**Task to complete**
Give an exact copy of every line, leaving images out.

**Dataset records**
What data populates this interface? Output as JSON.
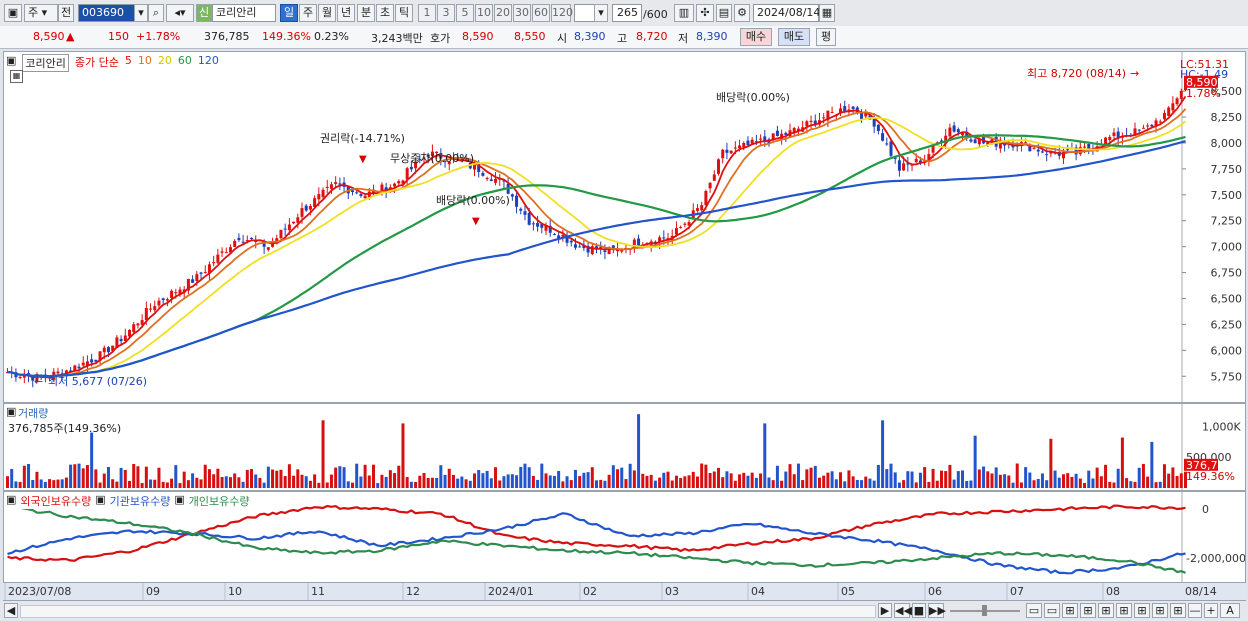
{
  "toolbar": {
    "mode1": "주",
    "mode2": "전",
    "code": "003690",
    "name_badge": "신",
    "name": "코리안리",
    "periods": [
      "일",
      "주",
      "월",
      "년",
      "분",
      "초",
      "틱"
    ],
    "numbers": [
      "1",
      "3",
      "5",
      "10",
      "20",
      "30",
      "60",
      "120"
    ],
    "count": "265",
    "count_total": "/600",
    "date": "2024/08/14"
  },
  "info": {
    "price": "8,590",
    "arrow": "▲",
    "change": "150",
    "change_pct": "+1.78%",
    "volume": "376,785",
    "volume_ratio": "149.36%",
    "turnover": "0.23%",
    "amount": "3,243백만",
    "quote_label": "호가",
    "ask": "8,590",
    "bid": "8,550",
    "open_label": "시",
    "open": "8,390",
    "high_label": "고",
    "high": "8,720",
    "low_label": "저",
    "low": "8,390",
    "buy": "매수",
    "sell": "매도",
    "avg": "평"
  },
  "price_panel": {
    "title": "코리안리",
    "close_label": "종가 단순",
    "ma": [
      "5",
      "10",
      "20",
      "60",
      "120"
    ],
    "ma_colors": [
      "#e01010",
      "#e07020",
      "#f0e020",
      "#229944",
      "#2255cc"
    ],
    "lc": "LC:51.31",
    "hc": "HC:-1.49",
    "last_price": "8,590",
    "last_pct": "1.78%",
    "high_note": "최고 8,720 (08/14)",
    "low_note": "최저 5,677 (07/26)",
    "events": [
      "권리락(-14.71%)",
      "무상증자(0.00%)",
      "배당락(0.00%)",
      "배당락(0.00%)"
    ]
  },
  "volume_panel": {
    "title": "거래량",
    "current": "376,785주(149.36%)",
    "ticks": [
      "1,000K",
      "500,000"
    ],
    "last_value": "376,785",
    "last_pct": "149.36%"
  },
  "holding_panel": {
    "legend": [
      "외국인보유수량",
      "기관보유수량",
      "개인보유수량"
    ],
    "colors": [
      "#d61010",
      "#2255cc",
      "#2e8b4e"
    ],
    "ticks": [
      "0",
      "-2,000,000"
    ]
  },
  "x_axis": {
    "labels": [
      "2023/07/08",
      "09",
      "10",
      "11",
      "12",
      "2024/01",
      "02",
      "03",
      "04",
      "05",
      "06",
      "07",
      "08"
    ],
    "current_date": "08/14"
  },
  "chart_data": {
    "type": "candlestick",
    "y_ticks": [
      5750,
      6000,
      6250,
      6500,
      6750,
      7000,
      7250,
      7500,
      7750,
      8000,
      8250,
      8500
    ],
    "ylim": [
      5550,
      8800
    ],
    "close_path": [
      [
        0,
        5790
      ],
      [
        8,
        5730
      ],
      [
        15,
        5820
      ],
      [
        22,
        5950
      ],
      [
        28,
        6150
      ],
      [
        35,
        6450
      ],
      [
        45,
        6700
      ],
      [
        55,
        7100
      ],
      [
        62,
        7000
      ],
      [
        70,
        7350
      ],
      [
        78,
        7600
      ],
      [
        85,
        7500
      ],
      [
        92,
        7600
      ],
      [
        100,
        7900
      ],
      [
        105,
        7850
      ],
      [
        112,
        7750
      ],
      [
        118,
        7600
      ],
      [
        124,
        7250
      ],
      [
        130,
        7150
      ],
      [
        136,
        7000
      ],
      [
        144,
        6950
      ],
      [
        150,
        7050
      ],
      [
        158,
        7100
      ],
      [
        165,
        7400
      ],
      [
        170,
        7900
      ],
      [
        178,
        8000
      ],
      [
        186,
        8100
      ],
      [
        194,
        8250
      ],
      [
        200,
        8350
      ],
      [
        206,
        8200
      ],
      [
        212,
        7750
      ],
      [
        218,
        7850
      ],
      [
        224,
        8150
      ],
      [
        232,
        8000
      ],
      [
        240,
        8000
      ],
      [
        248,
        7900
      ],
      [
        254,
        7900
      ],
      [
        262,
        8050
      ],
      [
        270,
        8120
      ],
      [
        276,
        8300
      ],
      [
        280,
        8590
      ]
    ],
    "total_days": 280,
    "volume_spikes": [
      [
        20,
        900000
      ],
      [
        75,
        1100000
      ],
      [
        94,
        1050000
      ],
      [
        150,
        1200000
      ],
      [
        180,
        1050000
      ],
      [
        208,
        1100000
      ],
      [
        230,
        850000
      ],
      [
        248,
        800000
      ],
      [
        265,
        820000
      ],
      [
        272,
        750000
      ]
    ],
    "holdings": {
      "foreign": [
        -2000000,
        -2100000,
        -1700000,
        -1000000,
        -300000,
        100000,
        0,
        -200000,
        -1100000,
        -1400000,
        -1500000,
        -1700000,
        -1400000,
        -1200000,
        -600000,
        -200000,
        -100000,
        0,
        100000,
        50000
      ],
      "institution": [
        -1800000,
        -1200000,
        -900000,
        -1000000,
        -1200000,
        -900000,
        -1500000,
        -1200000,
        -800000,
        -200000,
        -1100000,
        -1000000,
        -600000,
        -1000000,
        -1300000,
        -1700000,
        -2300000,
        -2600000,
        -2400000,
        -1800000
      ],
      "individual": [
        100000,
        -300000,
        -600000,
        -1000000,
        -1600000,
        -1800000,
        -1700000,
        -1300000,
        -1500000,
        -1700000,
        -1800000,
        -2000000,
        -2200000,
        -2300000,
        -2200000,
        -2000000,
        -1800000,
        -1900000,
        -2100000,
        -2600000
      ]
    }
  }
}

**Expected answer**
What data populates this interface? Output as JSON.
{
  "toolbar": {
    "mode1": "주",
    "mode2": "전",
    "code": "003690",
    "name_badge": "신",
    "name": "코리안리",
    "periods": [
      "일",
      "주",
      "월",
      "년",
      "분",
      "초",
      "틱"
    ],
    "numbers": [
      "1",
      "3",
      "5",
      "10",
      "20",
      "30",
      "60",
      "120"
    ],
    "count": "265",
    "count_total": "/600",
    "date": "2024/08/14"
  },
  "info": {
    "price": "8,590",
    "arrow": "▲",
    "change": "150",
    "change_pct": "+1.78%",
    "volume": "376,785",
    "volume_ratio": "149.36%",
    "turnover": "0.23%",
    "amount": "3,243백만",
    "quote_label": "호가",
    "ask": "8,590",
    "bid": "8,550",
    "open_label": "시",
    "open": "8,390",
    "high_label": "고",
    "high": "8,720",
    "low_label": "저",
    "low": "8,390",
    "buy": "매수",
    "sell": "매도",
    "avg": "평"
  },
  "price_panel": {
    "title": "코리안리",
    "close_label": "종가 단순",
    "ma": [
      "5",
      "10",
      "20",
      "60",
      "120"
    ],
    "ma_colors": [
      "#e01010",
      "#e07020",
      "#f0e020",
      "#229944",
      "#2255cc"
    ],
    "lc": "LC:51.31",
    "hc": "HC:-1.49",
    "last_price": "8,590",
    "last_pct": "1.78%",
    "high_note": "최고 8,720 (08/14)",
    "low_note": "최저 5,677 (07/26)",
    "events": [
      "권리락(-14.71%)",
      "무상증자(0.00%)",
      "배당락(0.00%)",
      "배당락(0.00%)"
    ]
  },
  "volume_panel": {
    "title": "거래량",
    "current": "376,785주(149.36%)",
    "ticks": [
      "1,000K",
      "500,000"
    ],
    "last_value": "376,785",
    "last_pct": "149.36%"
  },
  "holding_panel": {
    "legend": [
      "외국인보유수량",
      "기관보유수량",
      "개인보유수량"
    ],
    "colors": [
      "#d61010",
      "#2255cc",
      "#2e8b4e"
    ],
    "ticks": [
      "0",
      "-2,000,000"
    ]
  },
  "x_axis": {
    "labels": [
      "2023/07/08",
      "09",
      "10",
      "11",
      "12",
      "2024/01",
      "02",
      "03",
      "04",
      "05",
      "06",
      "07",
      "08"
    ],
    "current_date": "08/14"
  },
  "chart_data": {
    "type": "candlestick",
    "y_ticks": [
      5750,
      6000,
      6250,
      6500,
      6750,
      7000,
      7250,
      7500,
      7750,
      8000,
      8250,
      8500
    ],
    "ylim": [
      5550,
      8800
    ],
    "close_path": [
      [
        0,
        5790
      ],
      [
        8,
        5730
      ],
      [
        15,
        5820
      ],
      [
        22,
        5950
      ],
      [
        28,
        6150
      ],
      [
        35,
        6450
      ],
      [
        45,
        6700
      ],
      [
        55,
        7100
      ],
      [
        62,
        7000
      ],
      [
        70,
        7350
      ],
      [
        78,
        7600
      ],
      [
        85,
        7500
      ],
      [
        92,
        7600
      ],
      [
        100,
        7900
      ],
      [
        105,
        7850
      ],
      [
        112,
        7750
      ],
      [
        118,
        7600
      ],
      [
        124,
        7250
      ],
      [
        130,
        7150
      ],
      [
        136,
        7000
      ],
      [
        144,
        6950
      ],
      [
        150,
        7050
      ],
      [
        158,
        7100
      ],
      [
        165,
        7400
      ],
      [
        170,
        7900
      ],
      [
        178,
        8000
      ],
      [
        186,
        8100
      ],
      [
        194,
        8250
      ],
      [
        200,
        8350
      ],
      [
        206,
        8200
      ],
      [
        212,
        7750
      ],
      [
        218,
        7850
      ],
      [
        224,
        8150
      ],
      [
        232,
        8000
      ],
      [
        240,
        8000
      ],
      [
        248,
        7900
      ],
      [
        254,
        7900
      ],
      [
        262,
        8050
      ],
      [
        270,
        8120
      ],
      [
        276,
        8300
      ],
      [
        280,
        8590
      ]
    ],
    "total_days": 280,
    "volume_spikes": [
      [
        20,
        900000
      ],
      [
        75,
        1100000
      ],
      [
        94,
        1050000
      ],
      [
        150,
        1200000
      ],
      [
        180,
        1050000
      ],
      [
        208,
        1100000
      ],
      [
        230,
        850000
      ],
      [
        248,
        800000
      ],
      [
        265,
        820000
      ],
      [
        272,
        750000
      ]
    ],
    "holdings": {
      "foreign": [
        -2000000,
        -2100000,
        -1700000,
        -1000000,
        -300000,
        100000,
        0,
        -200000,
        -1100000,
        -1400000,
        -1500000,
        -1700000,
        -1400000,
        -1200000,
        -600000,
        -200000,
        -100000,
        0,
        100000,
        50000
      ],
      "institution": [
        -1800000,
        -1200000,
        -900000,
        -1000000,
        -1200000,
        -900000,
        -1500000,
        -1200000,
        -800000,
        -200000,
        -1100000,
        -1000000,
        -600000,
        -1000000,
        -1300000,
        -1700000,
        -2300000,
        -2600000,
        -2400000,
        -1800000
      ],
      "individual": [
        100000,
        -300000,
        -600000,
        -1000000,
        -1600000,
        -1800000,
        -1700000,
        -1300000,
        -1500000,
        -1700000,
        -1800000,
        -2000000,
        -2200000,
        -2300000,
        -2200000,
        -2000000,
        -1800000,
        -1900000,
        -2100000,
        -2600000
      ]
    }
  }
}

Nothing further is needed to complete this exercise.